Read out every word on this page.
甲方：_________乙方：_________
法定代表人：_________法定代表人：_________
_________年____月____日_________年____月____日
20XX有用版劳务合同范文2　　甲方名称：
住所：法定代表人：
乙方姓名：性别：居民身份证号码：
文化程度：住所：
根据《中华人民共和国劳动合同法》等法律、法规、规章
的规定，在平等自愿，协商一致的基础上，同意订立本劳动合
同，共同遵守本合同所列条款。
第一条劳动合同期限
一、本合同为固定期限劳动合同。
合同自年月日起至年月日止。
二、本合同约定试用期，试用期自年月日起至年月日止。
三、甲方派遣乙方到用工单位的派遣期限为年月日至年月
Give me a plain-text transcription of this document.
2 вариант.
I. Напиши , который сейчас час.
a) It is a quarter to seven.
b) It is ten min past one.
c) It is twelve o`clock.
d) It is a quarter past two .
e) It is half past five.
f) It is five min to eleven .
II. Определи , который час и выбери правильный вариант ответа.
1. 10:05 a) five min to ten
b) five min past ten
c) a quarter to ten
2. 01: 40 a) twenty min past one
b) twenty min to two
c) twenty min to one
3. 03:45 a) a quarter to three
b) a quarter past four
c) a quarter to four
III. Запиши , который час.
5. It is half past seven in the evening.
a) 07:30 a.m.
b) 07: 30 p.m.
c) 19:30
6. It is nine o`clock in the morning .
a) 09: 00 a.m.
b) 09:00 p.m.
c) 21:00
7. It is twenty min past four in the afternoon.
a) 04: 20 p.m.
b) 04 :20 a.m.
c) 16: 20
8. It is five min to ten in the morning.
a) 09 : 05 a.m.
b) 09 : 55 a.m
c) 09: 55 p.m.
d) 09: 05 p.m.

* [Task statement] Extract each entry in full and write it down exactly.

* [The reply]
Read out every word on this page.
甲方：_________乙方：_________
法定代表人：_________法定代表人：_________
_________年____月____日_________年____月____日
20XX有用版劳务合同范文2　　甲方名称：
住所：法定代表人：
乙方姓名：性别：居民身份证号码：
文化程度：住所：
根据《中华人民共和国劳动合同法》等法律、法规、规章
的规定，在平等自愿，协商一致的基础上，同意订立本劳动合
同，共同遵守本合同所列条款。
第一条劳动合同期限
一、本合同为固定期限劳动合同。
合同自年月日起至年月日止。
二、本合同约定试用期，试用期自年月日起至年月日止。
三、甲方派遣乙方到用工单位的派遣期限为年月日至年月
Give me a plain-text transcription of this document.
2 вариант.
I. Напиши , который сейчас час.
a) It is a quarter to seven.
b) It is ten min past one.
c) It is twelve o`clock.
d) It is a quarter past two .
e) It is half past five.
f) It is five min to eleven .
II. Определи , который час и выбери правильный вариант ответа.
1. 10:05 a) five min to ten
b) five min past ten
c) a quarter to ten
2. 01: 40 a) twenty min past one
b) twenty min to two
c) twenty min to one
3. 03:45 a) a quarter to three
b) a quarter past four
c) a quarter to four
III. Запиши , который час.
5. It is half past seven in the evening.
a) 07:30 a.m.
b) 07: 30 p.m.
c) 19:30
6. It is nine o`clock in the morning .
a) 09: 00 a.m.
b) 09:00 p.m.
c) 21:00
7. It is twenty min past four in the afternoon.
a) 04: 20 p.m.
b) 04 :20 a.m.
c) 16: 20
8. It is five min to ten in the morning.
a) 09 : 05 a.m.
b) 09 : 55 a.m
c) 09: 55 p.m.
d) 09: 05 p.m.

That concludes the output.